▸ Exercise: Repeat every line exactly, keeping the pictures out of the copy.

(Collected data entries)
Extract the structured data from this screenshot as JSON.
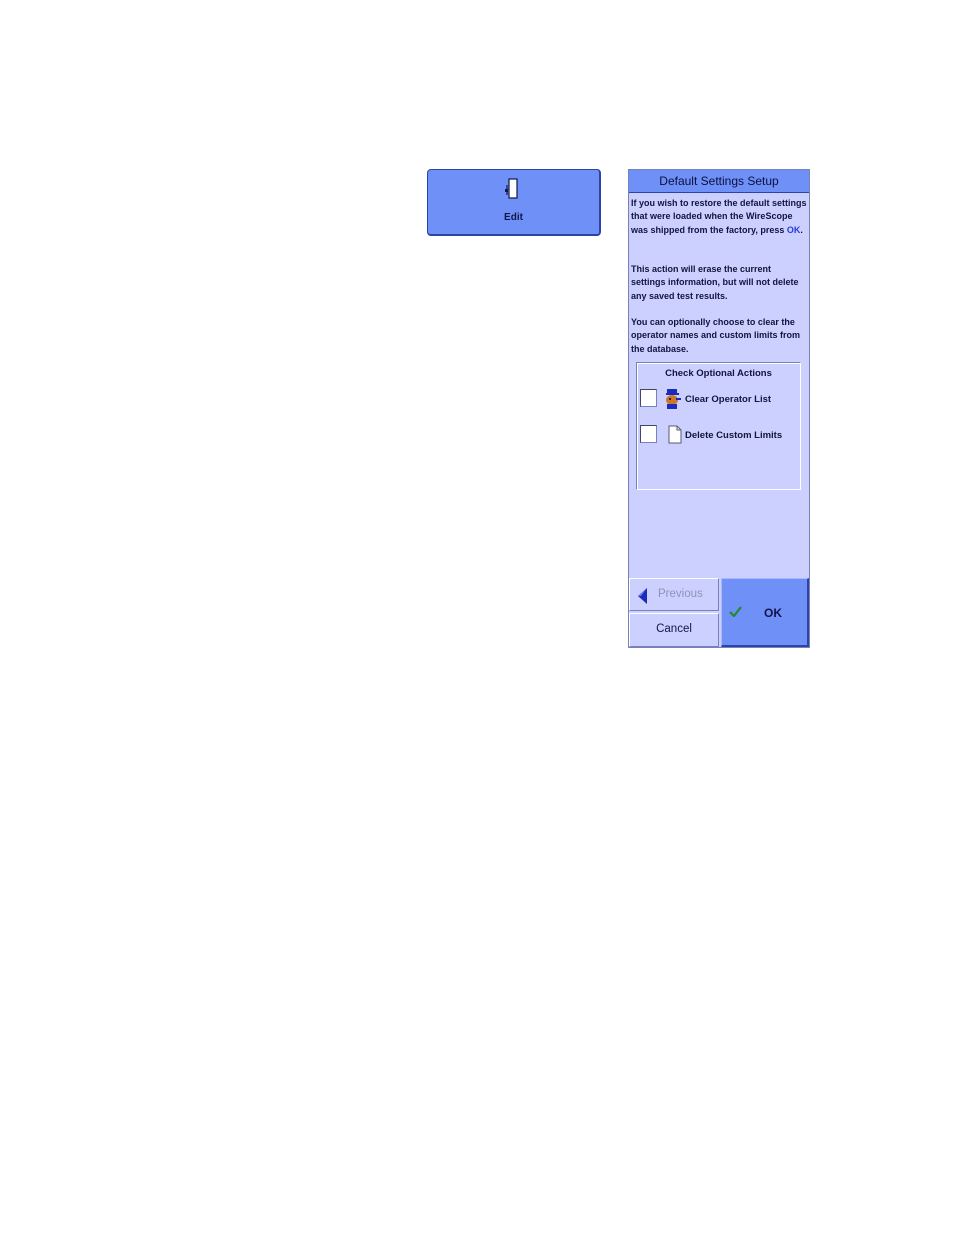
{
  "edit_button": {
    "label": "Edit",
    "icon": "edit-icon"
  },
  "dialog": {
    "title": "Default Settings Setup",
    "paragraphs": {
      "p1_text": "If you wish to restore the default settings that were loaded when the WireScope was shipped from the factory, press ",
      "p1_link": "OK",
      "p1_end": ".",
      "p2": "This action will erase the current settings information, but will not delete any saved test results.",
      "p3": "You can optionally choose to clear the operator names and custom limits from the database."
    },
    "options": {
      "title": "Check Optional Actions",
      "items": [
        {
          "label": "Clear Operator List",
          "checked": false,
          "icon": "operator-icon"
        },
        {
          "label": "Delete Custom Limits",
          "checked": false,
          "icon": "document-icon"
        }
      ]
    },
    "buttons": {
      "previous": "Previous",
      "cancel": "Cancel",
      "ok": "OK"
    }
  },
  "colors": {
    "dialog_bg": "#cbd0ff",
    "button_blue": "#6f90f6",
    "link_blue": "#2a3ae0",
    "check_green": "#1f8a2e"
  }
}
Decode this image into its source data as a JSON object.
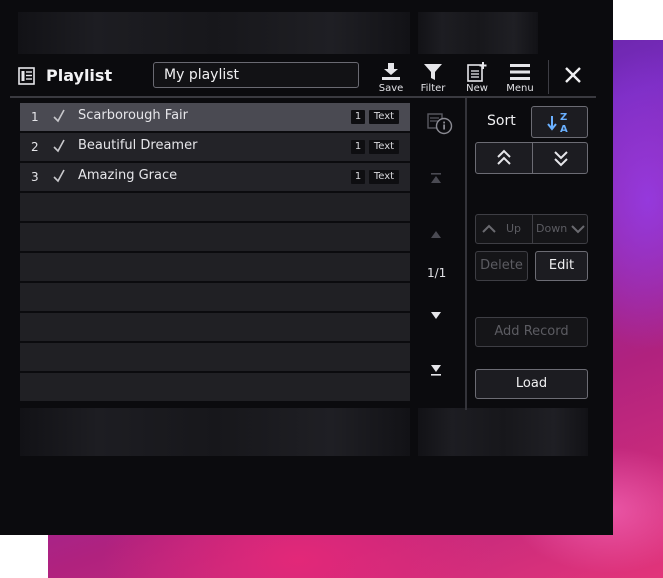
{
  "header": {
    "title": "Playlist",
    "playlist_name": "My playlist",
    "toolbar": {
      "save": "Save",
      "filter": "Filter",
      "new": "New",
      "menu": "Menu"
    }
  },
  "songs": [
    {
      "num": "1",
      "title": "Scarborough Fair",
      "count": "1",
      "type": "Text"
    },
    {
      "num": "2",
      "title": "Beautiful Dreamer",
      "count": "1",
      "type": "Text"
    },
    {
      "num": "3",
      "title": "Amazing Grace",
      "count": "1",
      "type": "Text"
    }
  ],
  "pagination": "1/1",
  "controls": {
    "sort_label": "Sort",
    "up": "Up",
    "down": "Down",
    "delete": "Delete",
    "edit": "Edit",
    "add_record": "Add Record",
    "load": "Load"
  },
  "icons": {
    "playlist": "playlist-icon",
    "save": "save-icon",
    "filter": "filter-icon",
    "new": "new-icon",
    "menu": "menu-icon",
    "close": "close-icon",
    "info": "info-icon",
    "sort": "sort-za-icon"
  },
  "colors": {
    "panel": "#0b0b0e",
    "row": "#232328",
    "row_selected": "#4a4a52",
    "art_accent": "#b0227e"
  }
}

▸ Exercise result:
Extract the structured data from this screenshot as JSON.
{
  "edit_button": {
    "label": "Edit",
    "icon": "edit-icon"
  },
  "dialog": {
    "title": "Default Settings Setup",
    "paragraphs": {
      "p1_text": "If you wish to restore the default settings that were loaded when the WireScope was shipped from the factory, press ",
      "p1_link": "OK",
      "p1_end": ".",
      "p2": "This action will erase the current settings information, but will not delete any saved test results.",
      "p3": "You can optionally choose to clear the operator names and custom limits from the database."
    },
    "options": {
      "title": "Check Optional Actions",
      "items": [
        {
          "label": "Clear Operator List",
          "checked": false,
          "icon": "operator-icon"
        },
        {
          "label": "Delete Custom Limits",
          "checked": false,
          "icon": "document-icon"
        }
      ]
    },
    "buttons": {
      "previous": "Previous",
      "cancel": "Cancel",
      "ok": "OK"
    }
  },
  "colors": {
    "dialog_bg": "#cbd0ff",
    "button_blue": "#6f90f6",
    "link_blue": "#2a3ae0",
    "check_green": "#1f8a2e"
  }
}
Decode this image into its source data as a JSON object.
{
  "header": {
    "title": "Playlist",
    "playlist_name": "My playlist",
    "toolbar": {
      "save": "Save",
      "filter": "Filter",
      "new": "New",
      "menu": "Menu"
    }
  },
  "songs": [
    {
      "num": "1",
      "title": "Scarborough Fair",
      "count": "1",
      "type": "Text"
    },
    {
      "num": "2",
      "title": "Beautiful Dreamer",
      "count": "1",
      "type": "Text"
    },
    {
      "num": "3",
      "title": "Amazing Grace",
      "count": "1",
      "type": "Text"
    }
  ],
  "pagination": "1/1",
  "controls": {
    "sort_label": "Sort",
    "up": "Up",
    "down": "Down",
    "delete": "Delete",
    "edit": "Edit",
    "add_record": "Add Record",
    "load": "Load"
  },
  "icons": {
    "playlist": "playlist-icon",
    "save": "save-icon",
    "filter": "filter-icon",
    "new": "new-icon",
    "menu": "menu-icon",
    "close": "close-icon",
    "info": "info-icon",
    "sort": "sort-za-icon"
  },
  "colors": {
    "panel": "#0b0b0e",
    "row": "#232328",
    "row_selected": "#4a4a52",
    "art_accent": "#b0227e"
  }
}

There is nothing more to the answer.